Give an exact transcription of every line, dropping the images.

> **Saved entries**
———
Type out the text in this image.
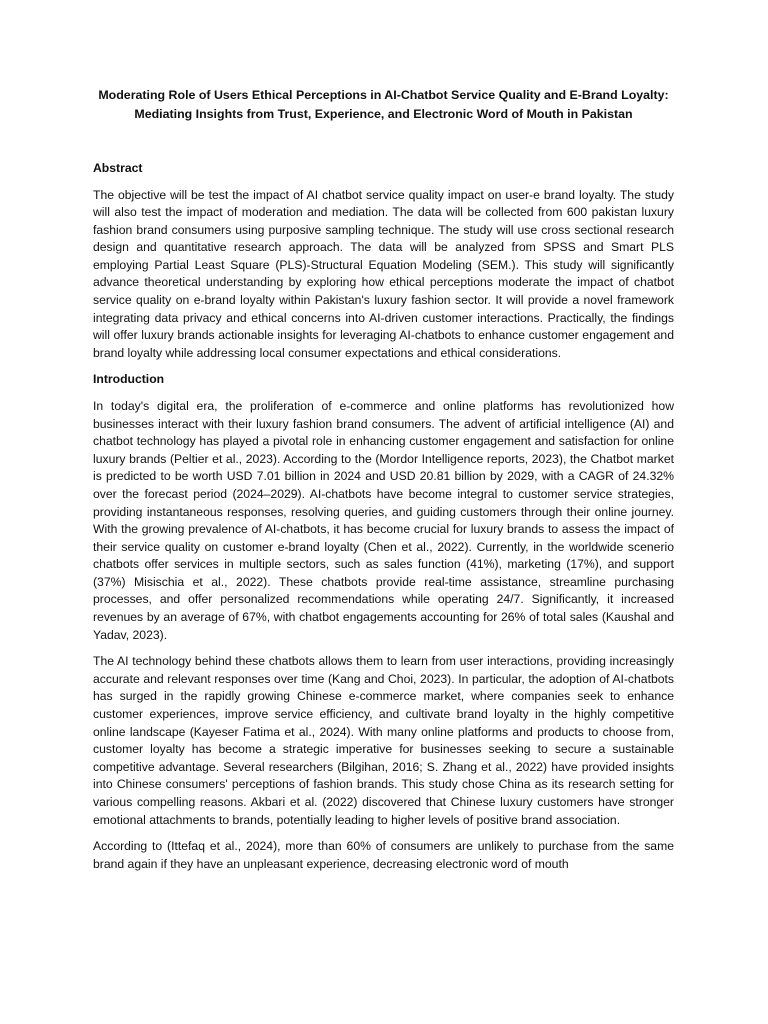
Moderating Role of Users Ethical Perceptions in AI-Chatbot Service Quality and E-Brand Loyalty:
Mediating Insights from Trust, Experience, and Electronic Word of Mouth in Pakistan
Abstract

The objective will be test the impact of AI chatbot service quality impact on user-e brand loyalty. The study will also test the impact of moderation and mediation. The data will be collected from 600 pakistan luxury fashion brand consumers using purposive sampling technique. The study will use cross sectional research design and quantitative research approach. The data will be analyzed from SPSS and Smart PLS employing Partial Least Square (PLS)-Structural Equation Modeling (SEM.). This study will significantly advance theoretical understanding by exploring how ethical perceptions moderate the impact of chatbot service quality on e-brand loyalty within Pakistan's luxury fashion sector. It will provide a novel framework integrating data privacy and ethical concerns into AI-driven customer interactions. Practically, the findings will offer luxury brands actionable insights for leveraging AI-chatbots to enhance customer engagement and brand loyalty while addressing local consumer expectations and ethical considerations.

Introduction

In today's digital era, the proliferation of e-commerce and online platforms has revolutionized how businesses interact with their luxury fashion brand consumers. The advent of artificial intelligence (AI) and chatbot technology has played a pivotal role in enhancing customer engagement and satisfaction for online luxury brands (Peltier et al., 2023). According to the (Mordor Intelligence reports, 2023), the Chatbot market is predicted to be worth USD 7.01 billion in 2024 and USD 20.81 billion by 2029, with a CAGR of 24.32% over the forecast period (2024–2029). AI-chatbots have become integral to customer service strategies, providing instantaneous responses, resolving queries, and guiding customers through their online journey. With the growing prevalence of AI-chatbots, it has become crucial for luxury brands to assess the impact of their service quality on customer e-brand loyalty (Chen et al., 2022). Currently, in the worldwide scenerio chatbots offer services in multiple sectors, such as sales function (41%), marketing (17%), and support (37%) Misischia et al., 2022). These chatbots provide real-time assistance, streamline purchasing processes, and offer personalized recommendations while operating 24/7. Significantly, it increased revenues by an average of 67%, with chatbot engagements accounting for 26% of total sales (Kaushal and Yadav, 2023).

The AI technology behind these chatbots allows them to learn from user interactions, providing increasingly accurate and relevant responses over time (Kang and Choi, 2023). In particular, the adoption of AI-chatbots has surged in the rapidly growing Chinese e-commerce market, where companies seek to enhance customer experiences, improve service efficiency, and cultivate brand loyalty in the highly competitive online landscape (Kayeser Fatima et al., 2024). With many online platforms and products to choose from, customer loyalty has become a strategic imperative for businesses seeking to secure a sustainable competitive advantage. Several researchers (Bilgihan, 2016; S. Zhang et al., 2022) have provided insights into Chinese consumers' perceptions of fashion brands. This study chose China as its research setting for various compelling reasons. Akbari et al. (2022) discovered that Chinese luxury customers have stronger emotional attachments to brands, potentially leading to higher levels of positive brand association.

According to (Ittefaq et al., 2024), more than 60% of consumers are unlikely to purchase from the same brand again if they have an unpleasant experience, decreasing electronic word of mouth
———
> **Answer to this task**
Type out the text in this image.
Moderating Role of Users Ethical Perceptions in AI-Chatbot Service Quality and E-Brand Loyalty:
Mediating Insights from Trust, Experience, and Electronic Word of Mouth in Pakistan
Abstract

The objective will be test the impact of AI chatbot service quality impact on user-e brand loyalty. The study will also test the impact of moderation and mediation. The data will be collected from 600 pakistan luxury fashion brand consumers using purposive sampling technique. The study will use cross sectional research design and quantitative research approach. The data will be analyzed from SPSS and Smart PLS employing Partial Least Square (PLS)-Structural Equation Modeling (SEM.). This study will significantly advance theoretical understanding by exploring how ethical perceptions moderate the impact of chatbot service quality on e-brand loyalty within Pakistan's luxury fashion sector. It will provide a novel framework integrating data privacy and ethical concerns into AI-driven customer interactions. Practically, the findings will offer luxury brands actionable insights for leveraging AI-chatbots to enhance customer engagement and brand loyalty while addressing local consumer expectations and ethical considerations.

Introduction

In today's digital era, the proliferation of e-commerce and online platforms has revolutionized how businesses interact with their luxury fashion brand consumers. The advent of artificial intelligence (AI) and chatbot technology has played a pivotal role in enhancing customer engagement and satisfaction for online luxury brands (Peltier et al., 2023). According to the (Mordor Intelligence reports, 2023), the Chatbot market is predicted to be worth USD 7.01 billion in 2024 and USD 20.81 billion by 2029, with a CAGR of 24.32% over the forecast period (2024–2029). AI-chatbots have become integral to customer service strategies, providing instantaneous responses, resolving queries, and guiding customers through their online journey. With the growing prevalence of AI-chatbots, it has become crucial for luxury brands to assess the impact of their service quality on customer e-brand loyalty (Chen et al., 2022). Currently, in the worldwide scenerio chatbots offer services in multiple sectors, such as sales function (41%), marketing (17%), and support (37%) Misischia et al., 2022). These chatbots provide real-time assistance, streamline purchasing processes, and offer personalized recommendations while operating 24/7. Significantly, it increased revenues by an average of 67%, with chatbot engagements accounting for 26% of total sales (Kaushal and Yadav, 2023).

The AI technology behind these chatbots allows them to learn from user interactions, providing increasingly accurate and relevant responses over time (Kang and Choi, 2023). In particular, the adoption of AI-chatbots has surged in the rapidly growing Chinese e-commerce market, where companies seek to enhance customer experiences, improve service efficiency, and cultivate brand loyalty in the highly competitive online landscape (Kayeser Fatima et al., 2024). With many online platforms and products to choose from, customer loyalty has become a strategic imperative for businesses seeking to secure a sustainable competitive advantage. Several researchers (Bilgihan, 2016; S. Zhang et al., 2022) have provided insights into Chinese consumers' perceptions of fashion brands. This study chose China as its research setting for various compelling reasons. Akbari et al. (2022) discovered that Chinese luxury customers have stronger emotional attachments to brands, potentially leading to higher levels of positive brand association.

According to (Ittefaq et al., 2024), more than 60% of consumers are unlikely to purchase from the same brand again if they have an unpleasant experience, decreasing electronic word of mouth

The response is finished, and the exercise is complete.